>> begin Data supplied

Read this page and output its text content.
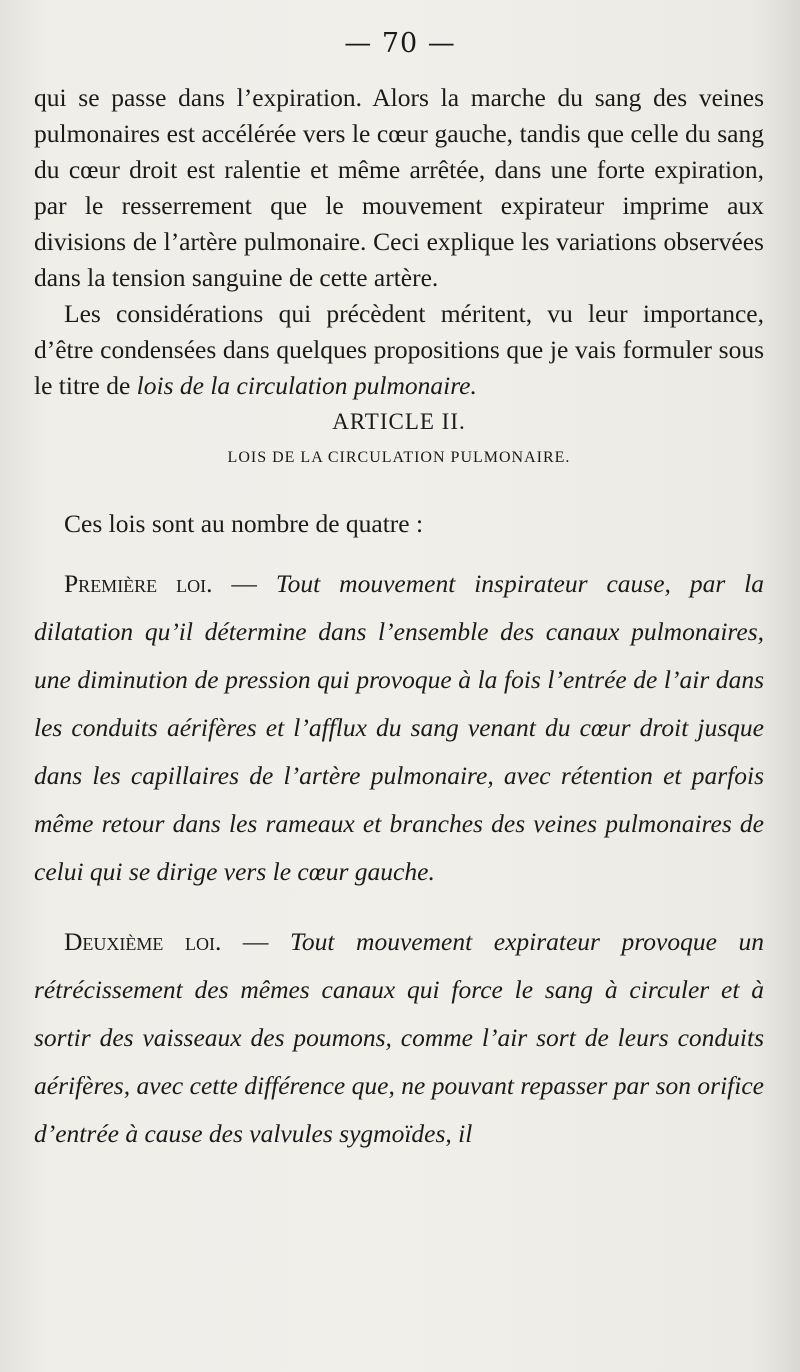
— 70 —

qui se passe dans l’expiration. Alors la marche du sang des veines pulmonaires est accélérée vers le cœur gauche, tandis que celle du sang du cœur droit est ralentie et même arrêtée, dans une forte expiration, par le resserrement que le mouvement expirateur imprime aux divisions de l’artère pulmonaire. Ceci explique les variations observées dans la tension sanguine de cette artère.

Les considérations qui précèdent méritent, vu leur importance, d’être condensées dans quelques propositions que je vais formuler sous le titre de lois de la circulation pulmonaire.

ARTICLE II.

LOIS DE LA CIRCULATION PULMONAIRE.

Ces lois sont au nombre de quatre :

Première loi. — Tout mouvement inspirateur cause, par la dilatation qu’il détermine dans l’ensemble des canaux pulmonaires, une diminution de pression qui provoque à la fois l’entrée de l’air dans les conduits aérifères et l’afflux du sang venant du cœur droit jusque dans les capillaires de l’artère pulmonaire, avec rétention et parfois même retour dans les rameaux et branches des veines pulmonaires de celui qui se dirige vers le cœur gauche.

Deuxième loi. — Tout mouvement expirateur provoque un rétrécissement des mêmes canaux qui force le sang à circuler et à sortir des vaisseaux des poumons, comme l’air sort de leurs conduits aérifères, avec cette différence que, ne pouvant repasser par son orifice d’entrée à cause des valvules sygmoïdes, il
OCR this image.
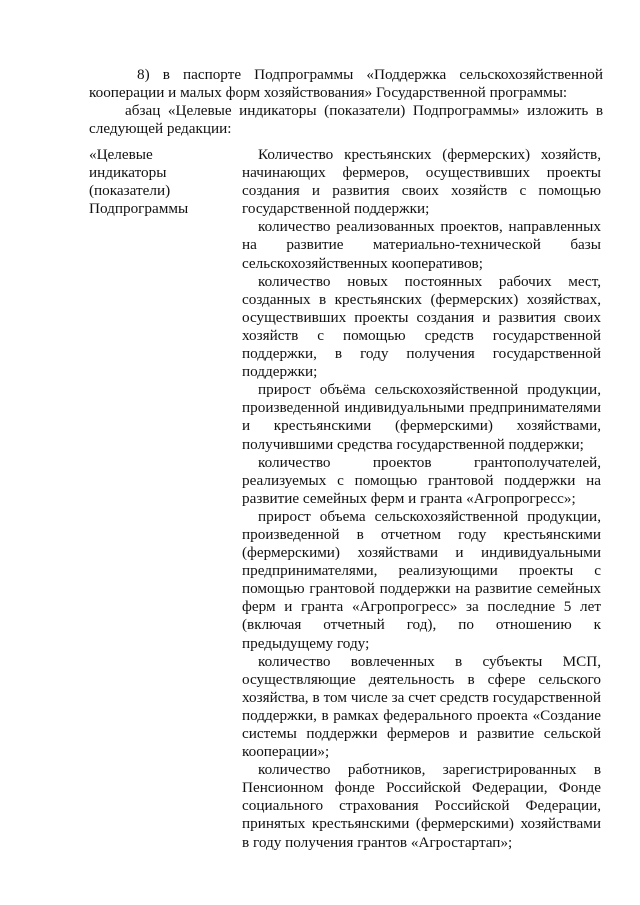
8) в паспорте Подпрограммы «Поддержка сельскохозяйственной кооперации и малых форм хозяйствования» Государственной программы:

абзац «Целевые индикаторы (показатели) Подпрограммы» изложить в следующей редакции:

«Целевые
индикаторы
(показатели)
Подпрограммы

Количество крестьянских (фермерских) хозяйств, начинающих фермеров, осуществивших проекты создания и развития своих хозяйств с помощью государственной поддержки;

количество реализованных проектов, направленных на развитие материально-технической базы сельскохозяйственных кооперативов;

количество новых постоянных рабочих мест, созданных в крестьянских (фермерских) хозяйствах, осуществивших проекты создания и развития своих хозяйств с помощью средств государственной поддержки, в году получения государственной поддержки;

прирост объёма сельскохозяйственной продукции, произведенной индивидуальными предпринимателями и крестьянскими (фермерскими) хозяйствами, получившими средства государственной поддержки;

количество проектов грантополучателей, реализуемых с помощью грантовой поддержки на развитие семейных ферм и гранта «Агропрогресс»;

прирост объема сельскохозяйственной продукции, произведенной в отчетном году крестьянскими (фермерскими) хозяйствами и индивидуальными предпринимателями, реализующими проекты с помощью грантовой поддержки на развитие семейных ферм и гранта «Агропрогресс» за последние 5 лет (включая отчетный год), по отношению к предыдущему году;

количество вовлеченных в субъекты МСП, осуществляющие деятельность в сфере сельского хозяйства, в том числе за счет средств государственной поддержки, в рамках федерального проекта «Создание системы поддержки фермеров и развитие сельской кооперации»;

количество работников, зарегистрированных в Пенсионном фонде Российской Федерации, Фонде социального страхования Российской Федерации, принятых крестьянскими (фермерскими) хозяйствами в году получения грантов «Агростартап»;
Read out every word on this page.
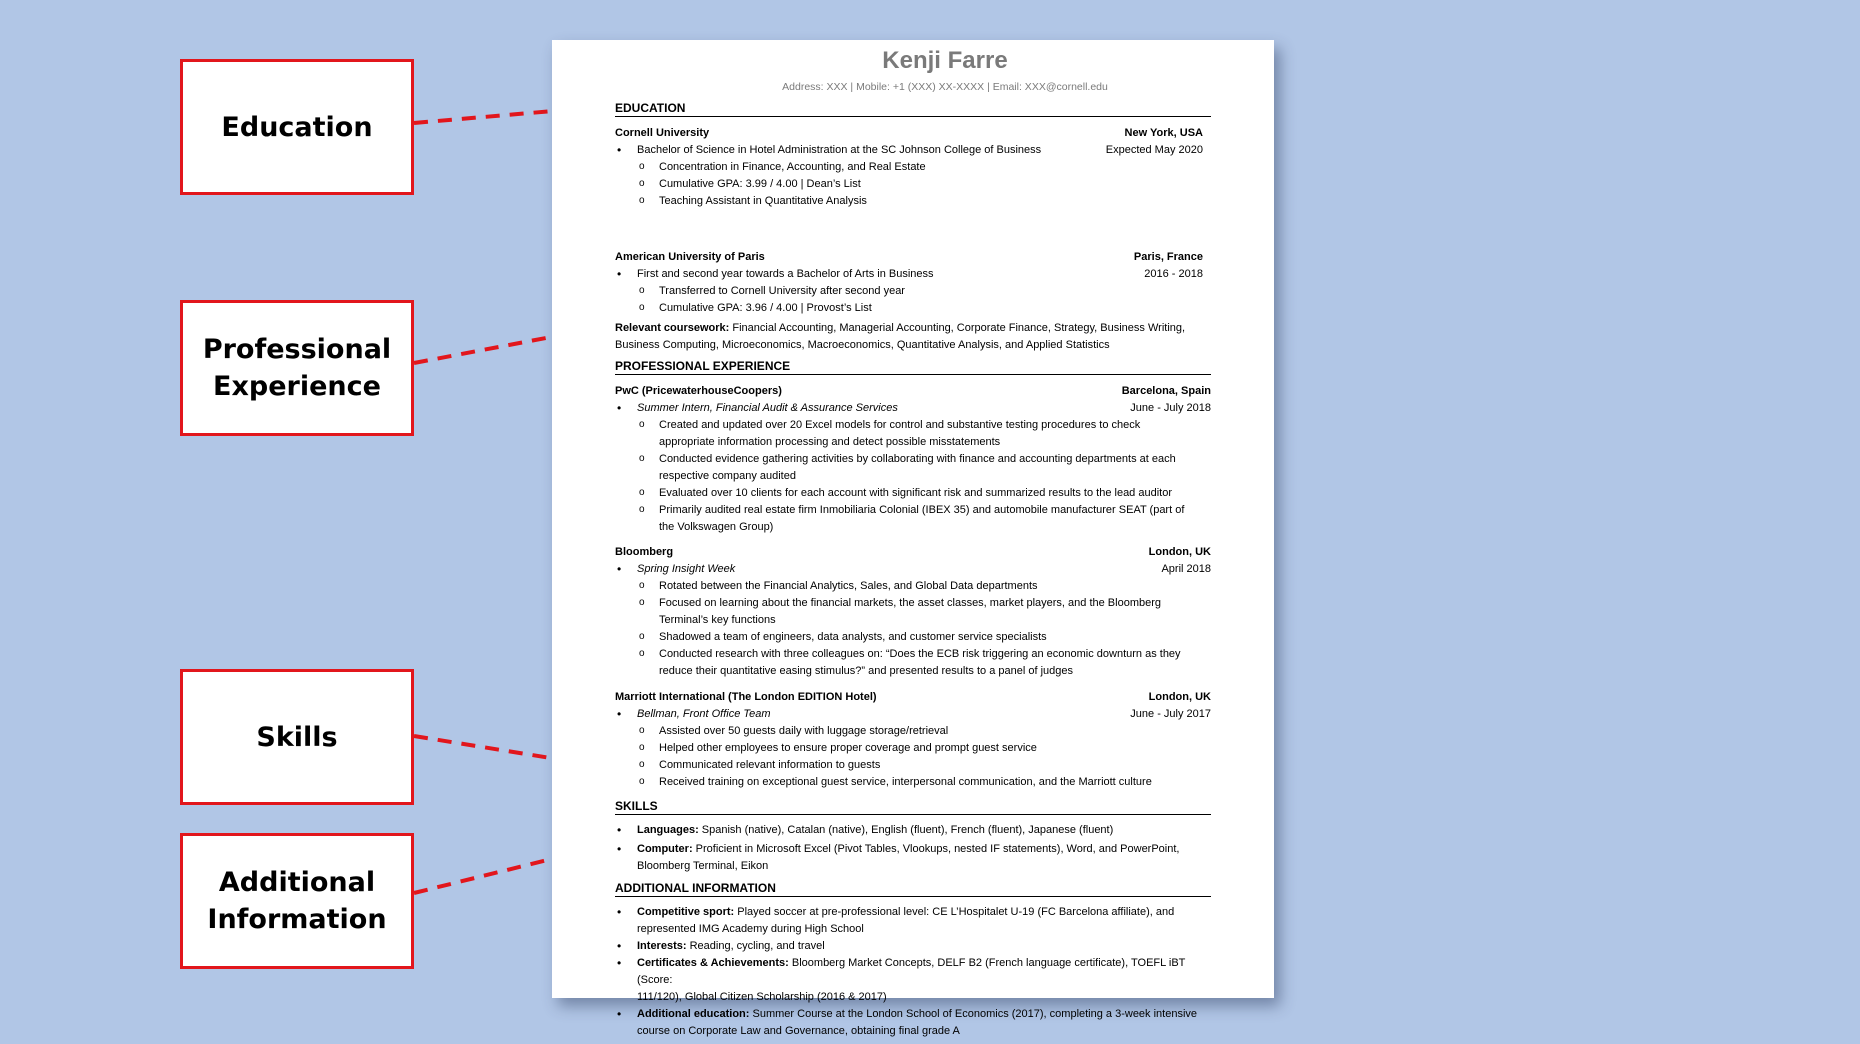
Education
Professional
Experience
Skills
Additional
Information
Kenji Farre
Address: XXX | Mobile: +1 (XXX) XX-XXXX | Email: XXX@cornell.edu
EDUCATION
Cornell University	New York, USA
• Bachelor of Science in Hotel Administration at the SC Johnson College of Business	Expected May 2020
o Concentration in Finance, Accounting, and Real Estate
o Cumulative GPA: 3.99 / 4.00 | Dean’s List
o Teaching Assistant in Quantitative Analysis
American University of Paris	Paris, France
• First and second year towards a Bachelor of Arts in Business	2016 - 2018
o Transferred to Cornell University after second year
o Cumulative GPA: 3.96 / 4.00 | Provost’s List
Relevant coursework: Financial Accounting, Managerial Accounting, Corporate Finance, Strategy, Business Writing,
Business Computing, Microeconomics, Macroeconomics, Quantitative Analysis, and Applied Statistics
PROFESSIONAL EXPERIENCE
PwC (PricewaterhouseCoopers)	Barcelona, Spain
• Summer Intern, Financial Audit & Assurance Services	June - July 2018
o Created and updated over 20 Excel models for control and substantive testing procedures to check
appropriate information processing and detect possible misstatements
o Conducted evidence gathering activities by collaborating with finance and accounting departments at each
respective company audited
o Evaluated over 10 clients for each account with significant risk and summarized results to the lead auditor
o Primarily audited real estate firm Inmobiliaria Colonial (IBEX 35) and automobile manufacturer SEAT (part of
the Volkswagen Group)
Bloomberg	London, UK
• Spring Insight Week	April 2018
o Rotated between the Financial Analytics, Sales, and Global Data departments
o Focused on learning about the financial markets, the asset classes, market players, and the Bloomberg
Terminal’s key functions
o Shadowed a team of engineers, data analysts, and customer service specialists
o Conducted research with three colleagues on: “Does the ECB risk triggering an economic downturn as they
reduce their quantitative easing stimulus?” and presented results to a panel of judges
Marriott International (The London EDITION Hotel)	London, UK
• Bellman, Front Office Team	June - July 2017
o Assisted over 50 guests daily with luggage storage/retrieval
o Helped other employees to ensure proper coverage and prompt guest service
o Communicated relevant information to guests
o Received training on exceptional guest service, interpersonal communication, and the Marriott culture
SKILLS
• Languages: Spanish (native), Catalan (native), English (fluent), French (fluent), Japanese (fluent)
• Computer: Proficient in Microsoft Excel (Pivot Tables, Vlookups, nested IF statements), Word, and PowerPoint,
Bloomberg Terminal, Eikon
ADDITIONAL INFORMATION
• Competitive sport: Played soccer at pre-professional level: CE L’Hospitalet U-19 (FC Barcelona affiliate), and
represented IMG Academy during High School
• Interests: Reading, cycling, and travel
• Certificates & Achievements: Bloomberg Market Concepts, DELF B2 (French language certificate), TOEFL iBT (Score:
111/120), Global Citizen Scholarship (2016 & 2017)
• Additional education: Summer Course at the London School of Economics (2017), completing a 3-week intensive
course on Corporate Law and Governance, obtaining final grade A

>> end Data supplied

Exercise objective:
Print out the material word for word, omitting the pictures.

Task result:
Read this page and output its text content.
— 70 —

qui se passe dans l’expiration. Alors la marche du sang des veines pulmonaires est accélérée vers le cœur gauche, tandis que celle du sang du cœur droit est ralentie et même arrêtée, dans une forte expiration, par le resserrement que le mouvement expirateur imprime aux divisions de l’artère pulmonaire. Ceci explique les variations observées dans la tension sanguine de cette artère.

Les considérations qui précèdent méritent, vu leur importance, d’être condensées dans quelques propositions que je vais formuler sous le titre de lois de la circulation pulmonaire.

ARTICLE II.

LOIS DE LA CIRCULATION PULMONAIRE.

Ces lois sont au nombre de quatre :

Première loi. — Tout mouvement inspirateur cause, par la dilatation qu’il détermine dans l’ensemble des canaux pulmonaires, une diminution de pression qui provoque à la fois l’entrée de l’air dans les conduits aérifères et l’afflux du sang venant du cœur droit jusque dans les capillaires de l’artère pulmonaire, avec rétention et parfois même retour dans les rameaux et branches des veines pulmonaires de celui qui se dirige vers le cœur gauche.

Deuxième loi. — Tout mouvement expirateur provoque un rétrécissement des mêmes canaux qui force le sang à circuler et à sortir des vaisseaux des poumons, comme l’air sort de leurs conduits aérifères, avec cette différence que, ne pouvant repasser par son orifice d’entrée à cause des valvules sygmoïdes, il
OCR this image.
8) в паспорте Подпрограммы «Поддержка сельскохозяйственной кооперации и малых форм хозяйствования» Государственной программы:

абзац «Целевые индикаторы (показатели) Подпрограммы» изложить в следующей редакции:

«Целевые
индикаторы
(показатели)
Подпрограммы

Количество крестьянских (фермерских) хозяйств, начинающих фермеров, осуществивших проекты создания и развития своих хозяйств с помощью государственной поддержки;

количество реализованных проектов, направленных на развитие материально-технической базы сельскохозяйственных кооперативов;

количество новых постоянных рабочих мест, созданных в крестьянских (фермерских) хозяйствах, осуществивших проекты создания и развития своих хозяйств с помощью средств государственной поддержки, в году получения государственной поддержки;

прирост объёма сельскохозяйственной продукции, произведенной индивидуальными предпринимателями и крестьянскими (фермерскими) хозяйствами, получившими средства государственной поддержки;

количество проектов грантополучателей, реализуемых с помощью грантовой поддержки на развитие семейных ферм и гранта «Агропрогресс»;

прирост объема сельскохозяйственной продукции, произведенной в отчетном году крестьянскими (фермерскими) хозяйствами и индивидуальными предпринимателями, реализующими проекты с помощью грантовой поддержки на развитие семейных ферм и гранта «Агропрогресс» за последние 5 лет (включая отчетный год), по отношению к предыдущему году;

количество вовлеченных в субъекты МСП, осуществляющие деятельность в сфере сельского хозяйства, в том числе за счет средств государственной поддержки, в рамках федерального проекта «Создание системы поддержки фермеров и развитие сельской кооперации»;

количество работников, зарегистрированных в Пенсионном фонде Российской Федерации, Фонде социального страхования Российской Федерации, принятых крестьянскими (фермерскими) хозяйствами в году получения грантов «Агростартап»;
Read out every word on this page.
Education
Professional
Experience
Skills
Additional
Information
Kenji Farre
Address: XXX | Mobile: +1 (XXX) XX-XXXX | Email: XXX@cornell.edu
EDUCATION
Cornell University	New York, USA
• Bachelor of Science in Hotel Administration at the SC Johnson College of Business	Expected May 2020
o Concentration in Finance, Accounting, and Real Estate
o Cumulative GPA: 3.99 / 4.00 | Dean’s List
o Teaching Assistant in Quantitative Analysis
American University of Paris	Paris, France
• First and second year towards a Bachelor of Arts in Business	2016 - 2018
o Transferred to Cornell University after second year
o Cumulative GPA: 3.96 / 4.00 | Provost’s List
Relevant coursework: Financial Accounting, Managerial Accounting, Corporate Finance, Strategy, Business Writing,
Business Computing, Microeconomics, Macroeconomics, Quantitative Analysis, and Applied Statistics
PROFESSIONAL EXPERIENCE
PwC (PricewaterhouseCoopers)	Barcelona, Spain
• Summer Intern, Financial Audit & Assurance Services	June - July 2018
o Created and updated over 20 Excel models for control and substantive testing procedures to check
appropriate information processing and detect possible misstatements
o Conducted evidence gathering activities by collaborating with finance and accounting departments at each
respective company audited
o Evaluated over 10 clients for each account with significant risk and summarized results to the lead auditor
o Primarily audited real estate firm Inmobiliaria Colonial (IBEX 35) and automobile manufacturer SEAT (part of
the Volkswagen Group)
Bloomberg	London, UK
• Spring Insight Week	April 2018
o Rotated between the Financial Analytics, Sales, and Global Data departments
o Focused on learning about the financial markets, the asset classes, market players, and the Bloomberg
Terminal’s key functions
o Shadowed a team of engineers, data analysts, and customer service specialists
o Conducted research with three colleagues on: “Does the ECB risk triggering an economic downturn as they
reduce their quantitative easing stimulus?” and presented results to a panel of judges
Marriott International (The London EDITION Hotel)	London, UK
• Bellman, Front Office Team	June - July 2017
o Assisted over 50 guests daily with luggage storage/retrieval
o Helped other employees to ensure proper coverage and prompt guest service
o Communicated relevant information to guests
o Received training on exceptional guest service, interpersonal communication, and the Marriott culture
SKILLS
• Languages: Spanish (native), Catalan (native), English (fluent), French (fluent), Japanese (fluent)
• Computer: Proficient in Microsoft Excel (Pivot Tables, Vlookups, nested IF statements), Word, and PowerPoint,
Bloomberg Terminal, Eikon
ADDITIONAL INFORMATION
• Competitive sport: Played soccer at pre-professional level: CE L’Hospitalet U-19 (FC Barcelona affiliate), and
represented IMG Academy during High School
• Interests: Reading, cycling, and travel
• Certificates & Achievements: Bloomberg Market Concepts, DELF B2 (French language certificate), TOEFL iBT (Score:
111/120), Global Citizen Scholarship (2016 & 2017)
• Additional education: Summer Course at the London School of Economics (2017), completing a 3-week intensive
course on Corporate Law and Governance, obtaining final grade A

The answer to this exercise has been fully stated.